■ **Instructions for the task**: Search the data for the word "JTWC" and copy every line where it occurs.

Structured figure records
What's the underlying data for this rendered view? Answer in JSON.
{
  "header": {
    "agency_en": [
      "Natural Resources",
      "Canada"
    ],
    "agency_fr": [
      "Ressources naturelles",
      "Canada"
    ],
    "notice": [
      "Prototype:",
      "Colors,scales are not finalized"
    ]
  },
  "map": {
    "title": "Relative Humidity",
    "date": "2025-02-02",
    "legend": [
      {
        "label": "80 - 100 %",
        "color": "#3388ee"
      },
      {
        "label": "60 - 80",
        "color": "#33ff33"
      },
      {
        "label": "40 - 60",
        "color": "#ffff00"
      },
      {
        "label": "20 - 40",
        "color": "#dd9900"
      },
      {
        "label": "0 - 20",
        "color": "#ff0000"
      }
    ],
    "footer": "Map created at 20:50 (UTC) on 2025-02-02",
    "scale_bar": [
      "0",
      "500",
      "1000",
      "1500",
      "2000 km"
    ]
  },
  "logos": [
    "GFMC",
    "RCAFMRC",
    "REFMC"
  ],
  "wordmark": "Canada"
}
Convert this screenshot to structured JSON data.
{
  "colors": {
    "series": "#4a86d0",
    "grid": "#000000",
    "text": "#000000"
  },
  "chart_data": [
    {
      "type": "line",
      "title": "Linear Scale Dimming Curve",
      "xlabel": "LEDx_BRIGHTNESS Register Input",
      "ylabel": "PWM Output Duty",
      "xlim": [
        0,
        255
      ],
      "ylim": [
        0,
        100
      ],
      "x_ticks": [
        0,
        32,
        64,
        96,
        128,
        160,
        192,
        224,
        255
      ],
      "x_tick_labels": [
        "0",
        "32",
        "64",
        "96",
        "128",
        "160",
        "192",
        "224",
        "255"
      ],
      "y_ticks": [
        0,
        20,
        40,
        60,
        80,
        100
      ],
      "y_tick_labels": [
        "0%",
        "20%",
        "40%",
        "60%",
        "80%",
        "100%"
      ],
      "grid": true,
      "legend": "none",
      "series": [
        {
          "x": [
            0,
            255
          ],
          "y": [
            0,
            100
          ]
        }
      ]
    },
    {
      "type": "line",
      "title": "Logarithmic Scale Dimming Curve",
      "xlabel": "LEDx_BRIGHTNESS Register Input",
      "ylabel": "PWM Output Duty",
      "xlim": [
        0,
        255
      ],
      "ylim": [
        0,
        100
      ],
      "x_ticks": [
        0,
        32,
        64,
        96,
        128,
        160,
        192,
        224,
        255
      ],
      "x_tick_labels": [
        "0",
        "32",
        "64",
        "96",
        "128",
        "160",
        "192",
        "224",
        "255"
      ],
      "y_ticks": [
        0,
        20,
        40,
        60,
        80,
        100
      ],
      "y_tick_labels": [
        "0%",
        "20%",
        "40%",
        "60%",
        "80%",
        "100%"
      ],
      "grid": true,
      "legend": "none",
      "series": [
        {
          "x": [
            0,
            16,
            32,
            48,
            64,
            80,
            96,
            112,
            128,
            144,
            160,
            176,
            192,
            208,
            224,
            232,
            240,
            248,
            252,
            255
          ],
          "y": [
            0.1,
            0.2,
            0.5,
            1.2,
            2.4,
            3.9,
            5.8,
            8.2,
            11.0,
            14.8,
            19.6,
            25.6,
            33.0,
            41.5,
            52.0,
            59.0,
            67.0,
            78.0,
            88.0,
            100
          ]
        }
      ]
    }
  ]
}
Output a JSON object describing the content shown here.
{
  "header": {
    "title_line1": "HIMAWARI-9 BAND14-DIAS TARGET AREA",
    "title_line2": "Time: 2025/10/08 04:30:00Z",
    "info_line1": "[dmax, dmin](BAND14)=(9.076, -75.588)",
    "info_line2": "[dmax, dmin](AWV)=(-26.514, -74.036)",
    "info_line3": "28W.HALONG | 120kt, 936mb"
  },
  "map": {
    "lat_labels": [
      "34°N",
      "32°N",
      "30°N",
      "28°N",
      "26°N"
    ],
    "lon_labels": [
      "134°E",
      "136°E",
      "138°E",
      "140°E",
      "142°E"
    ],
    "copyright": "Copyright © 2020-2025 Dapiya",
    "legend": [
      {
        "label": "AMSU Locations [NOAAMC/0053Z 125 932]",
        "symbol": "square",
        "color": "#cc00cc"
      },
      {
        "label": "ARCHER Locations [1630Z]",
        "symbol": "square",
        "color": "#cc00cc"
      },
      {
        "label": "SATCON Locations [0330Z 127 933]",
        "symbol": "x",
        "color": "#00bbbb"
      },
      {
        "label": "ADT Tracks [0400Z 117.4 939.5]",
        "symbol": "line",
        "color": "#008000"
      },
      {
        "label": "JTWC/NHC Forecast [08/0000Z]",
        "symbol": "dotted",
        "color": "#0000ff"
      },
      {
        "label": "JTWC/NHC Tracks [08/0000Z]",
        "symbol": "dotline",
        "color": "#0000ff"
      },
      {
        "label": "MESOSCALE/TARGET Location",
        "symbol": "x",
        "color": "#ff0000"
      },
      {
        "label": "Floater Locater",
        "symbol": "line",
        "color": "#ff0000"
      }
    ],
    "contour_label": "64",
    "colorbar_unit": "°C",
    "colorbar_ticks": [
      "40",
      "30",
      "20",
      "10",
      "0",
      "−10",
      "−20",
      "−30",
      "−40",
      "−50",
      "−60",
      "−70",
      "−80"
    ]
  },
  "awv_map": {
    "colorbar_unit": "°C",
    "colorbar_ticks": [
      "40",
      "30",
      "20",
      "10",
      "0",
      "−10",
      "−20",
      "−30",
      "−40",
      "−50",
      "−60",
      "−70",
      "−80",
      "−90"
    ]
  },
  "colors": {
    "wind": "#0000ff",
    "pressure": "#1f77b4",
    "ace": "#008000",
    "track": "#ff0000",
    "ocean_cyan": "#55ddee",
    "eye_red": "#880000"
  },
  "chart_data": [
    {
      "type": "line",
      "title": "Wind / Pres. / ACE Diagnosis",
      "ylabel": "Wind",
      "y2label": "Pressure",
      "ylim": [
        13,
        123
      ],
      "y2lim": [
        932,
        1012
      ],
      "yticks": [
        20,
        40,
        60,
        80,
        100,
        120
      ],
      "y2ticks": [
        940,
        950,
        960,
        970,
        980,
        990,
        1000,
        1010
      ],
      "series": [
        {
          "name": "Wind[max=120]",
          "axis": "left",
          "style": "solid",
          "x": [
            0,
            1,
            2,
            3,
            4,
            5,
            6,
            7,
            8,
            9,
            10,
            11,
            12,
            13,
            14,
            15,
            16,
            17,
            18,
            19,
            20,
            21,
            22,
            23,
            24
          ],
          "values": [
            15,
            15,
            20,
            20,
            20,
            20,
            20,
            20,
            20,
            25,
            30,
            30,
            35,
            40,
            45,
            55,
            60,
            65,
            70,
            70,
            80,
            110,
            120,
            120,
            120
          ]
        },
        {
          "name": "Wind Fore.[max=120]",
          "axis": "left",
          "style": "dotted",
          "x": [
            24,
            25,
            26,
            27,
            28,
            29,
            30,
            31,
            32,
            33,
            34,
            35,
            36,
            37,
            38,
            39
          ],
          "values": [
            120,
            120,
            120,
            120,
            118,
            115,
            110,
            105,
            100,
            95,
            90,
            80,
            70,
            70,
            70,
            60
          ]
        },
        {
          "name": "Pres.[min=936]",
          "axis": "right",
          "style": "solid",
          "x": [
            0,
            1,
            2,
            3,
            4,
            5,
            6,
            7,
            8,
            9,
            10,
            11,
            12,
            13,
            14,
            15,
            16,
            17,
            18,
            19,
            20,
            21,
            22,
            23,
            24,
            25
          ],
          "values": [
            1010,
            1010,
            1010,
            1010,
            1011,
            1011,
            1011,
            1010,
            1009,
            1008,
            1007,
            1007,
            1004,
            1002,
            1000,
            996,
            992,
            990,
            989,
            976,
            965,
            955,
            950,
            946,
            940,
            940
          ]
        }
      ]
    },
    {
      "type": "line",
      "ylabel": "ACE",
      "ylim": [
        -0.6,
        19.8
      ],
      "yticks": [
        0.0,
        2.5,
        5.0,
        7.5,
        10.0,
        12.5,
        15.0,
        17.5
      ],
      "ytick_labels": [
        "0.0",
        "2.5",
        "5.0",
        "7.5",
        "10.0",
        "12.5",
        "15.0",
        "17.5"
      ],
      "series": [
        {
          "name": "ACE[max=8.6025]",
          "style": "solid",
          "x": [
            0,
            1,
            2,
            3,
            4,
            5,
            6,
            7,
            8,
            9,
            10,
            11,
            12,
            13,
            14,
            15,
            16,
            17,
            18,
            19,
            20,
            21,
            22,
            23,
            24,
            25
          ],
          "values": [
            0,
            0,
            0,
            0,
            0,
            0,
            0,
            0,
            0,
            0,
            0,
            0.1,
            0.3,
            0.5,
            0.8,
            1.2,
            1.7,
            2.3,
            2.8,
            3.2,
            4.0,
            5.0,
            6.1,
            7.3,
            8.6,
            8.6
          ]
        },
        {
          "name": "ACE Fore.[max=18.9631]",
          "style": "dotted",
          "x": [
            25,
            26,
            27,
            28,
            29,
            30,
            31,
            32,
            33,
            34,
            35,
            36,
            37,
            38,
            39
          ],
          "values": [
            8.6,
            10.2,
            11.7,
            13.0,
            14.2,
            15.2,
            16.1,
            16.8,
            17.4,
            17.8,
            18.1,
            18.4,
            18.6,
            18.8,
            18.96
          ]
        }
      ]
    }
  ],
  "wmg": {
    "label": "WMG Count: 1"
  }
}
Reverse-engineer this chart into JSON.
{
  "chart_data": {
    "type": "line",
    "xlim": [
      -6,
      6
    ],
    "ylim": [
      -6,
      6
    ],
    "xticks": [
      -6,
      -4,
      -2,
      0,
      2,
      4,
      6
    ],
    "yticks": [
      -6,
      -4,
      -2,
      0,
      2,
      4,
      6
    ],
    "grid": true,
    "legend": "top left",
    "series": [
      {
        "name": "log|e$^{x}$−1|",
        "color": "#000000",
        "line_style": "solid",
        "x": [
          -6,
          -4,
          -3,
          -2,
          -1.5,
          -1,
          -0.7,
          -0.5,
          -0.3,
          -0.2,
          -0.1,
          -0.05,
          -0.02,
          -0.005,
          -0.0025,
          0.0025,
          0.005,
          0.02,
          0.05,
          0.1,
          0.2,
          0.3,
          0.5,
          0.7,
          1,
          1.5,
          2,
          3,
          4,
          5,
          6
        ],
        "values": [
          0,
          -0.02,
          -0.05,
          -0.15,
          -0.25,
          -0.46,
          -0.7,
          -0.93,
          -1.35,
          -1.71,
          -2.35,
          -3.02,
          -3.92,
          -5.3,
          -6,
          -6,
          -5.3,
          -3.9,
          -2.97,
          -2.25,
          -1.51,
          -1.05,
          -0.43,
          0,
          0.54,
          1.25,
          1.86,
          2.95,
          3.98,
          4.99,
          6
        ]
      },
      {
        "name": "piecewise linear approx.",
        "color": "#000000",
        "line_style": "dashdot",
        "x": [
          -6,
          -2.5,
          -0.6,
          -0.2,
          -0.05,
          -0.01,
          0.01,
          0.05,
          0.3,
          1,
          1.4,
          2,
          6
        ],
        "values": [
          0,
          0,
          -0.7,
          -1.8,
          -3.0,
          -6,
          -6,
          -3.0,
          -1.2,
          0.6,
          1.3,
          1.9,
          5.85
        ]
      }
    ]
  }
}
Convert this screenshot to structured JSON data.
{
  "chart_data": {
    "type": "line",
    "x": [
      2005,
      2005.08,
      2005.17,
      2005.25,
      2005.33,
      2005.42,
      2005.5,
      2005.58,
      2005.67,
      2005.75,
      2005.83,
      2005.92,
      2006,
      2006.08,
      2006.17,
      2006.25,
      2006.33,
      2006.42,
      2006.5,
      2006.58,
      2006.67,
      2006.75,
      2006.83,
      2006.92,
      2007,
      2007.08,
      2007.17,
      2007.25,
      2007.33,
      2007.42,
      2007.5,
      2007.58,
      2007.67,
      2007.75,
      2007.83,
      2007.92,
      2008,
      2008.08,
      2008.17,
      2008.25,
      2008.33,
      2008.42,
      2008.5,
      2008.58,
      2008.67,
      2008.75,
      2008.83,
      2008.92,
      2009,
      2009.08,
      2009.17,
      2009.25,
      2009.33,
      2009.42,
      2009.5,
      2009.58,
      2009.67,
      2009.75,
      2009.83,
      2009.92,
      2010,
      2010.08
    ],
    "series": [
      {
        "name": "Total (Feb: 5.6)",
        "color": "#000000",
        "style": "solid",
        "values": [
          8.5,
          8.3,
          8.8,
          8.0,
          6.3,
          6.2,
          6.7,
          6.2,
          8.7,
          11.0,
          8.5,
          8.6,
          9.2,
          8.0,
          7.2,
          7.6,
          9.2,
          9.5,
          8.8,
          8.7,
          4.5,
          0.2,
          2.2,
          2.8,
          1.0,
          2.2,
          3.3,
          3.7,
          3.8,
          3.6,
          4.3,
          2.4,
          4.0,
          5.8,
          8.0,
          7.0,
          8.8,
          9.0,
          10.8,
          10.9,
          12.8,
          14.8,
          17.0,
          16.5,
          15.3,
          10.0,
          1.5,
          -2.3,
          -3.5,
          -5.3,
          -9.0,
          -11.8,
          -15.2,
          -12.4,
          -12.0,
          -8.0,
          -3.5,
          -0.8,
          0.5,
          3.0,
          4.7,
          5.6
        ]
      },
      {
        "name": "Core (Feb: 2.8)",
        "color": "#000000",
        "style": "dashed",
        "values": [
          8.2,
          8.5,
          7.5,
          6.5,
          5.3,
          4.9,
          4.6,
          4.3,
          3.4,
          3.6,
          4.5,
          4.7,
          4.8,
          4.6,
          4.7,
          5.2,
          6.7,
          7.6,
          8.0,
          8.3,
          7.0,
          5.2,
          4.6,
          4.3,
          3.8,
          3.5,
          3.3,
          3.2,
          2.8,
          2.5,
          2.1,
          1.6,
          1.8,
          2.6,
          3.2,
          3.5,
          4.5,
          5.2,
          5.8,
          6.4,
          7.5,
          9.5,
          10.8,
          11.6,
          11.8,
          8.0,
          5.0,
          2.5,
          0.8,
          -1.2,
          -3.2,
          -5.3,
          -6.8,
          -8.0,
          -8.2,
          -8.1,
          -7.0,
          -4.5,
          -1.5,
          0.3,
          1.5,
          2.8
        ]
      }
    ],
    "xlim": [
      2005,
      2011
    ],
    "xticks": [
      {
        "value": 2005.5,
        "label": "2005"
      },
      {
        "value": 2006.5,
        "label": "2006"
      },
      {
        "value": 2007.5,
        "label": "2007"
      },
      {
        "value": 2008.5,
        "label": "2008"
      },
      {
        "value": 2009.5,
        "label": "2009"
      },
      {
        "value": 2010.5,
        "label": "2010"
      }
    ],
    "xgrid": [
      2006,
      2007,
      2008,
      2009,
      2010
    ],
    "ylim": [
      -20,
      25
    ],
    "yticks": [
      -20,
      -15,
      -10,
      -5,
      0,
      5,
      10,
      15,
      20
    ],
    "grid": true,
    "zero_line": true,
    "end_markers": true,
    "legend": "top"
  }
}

■ **Exercise answer**:
        "label": "JTWC/NHC Forecast [08/0000Z]",
        "label": "JTWC/NHC Tracks [08/0000Z]",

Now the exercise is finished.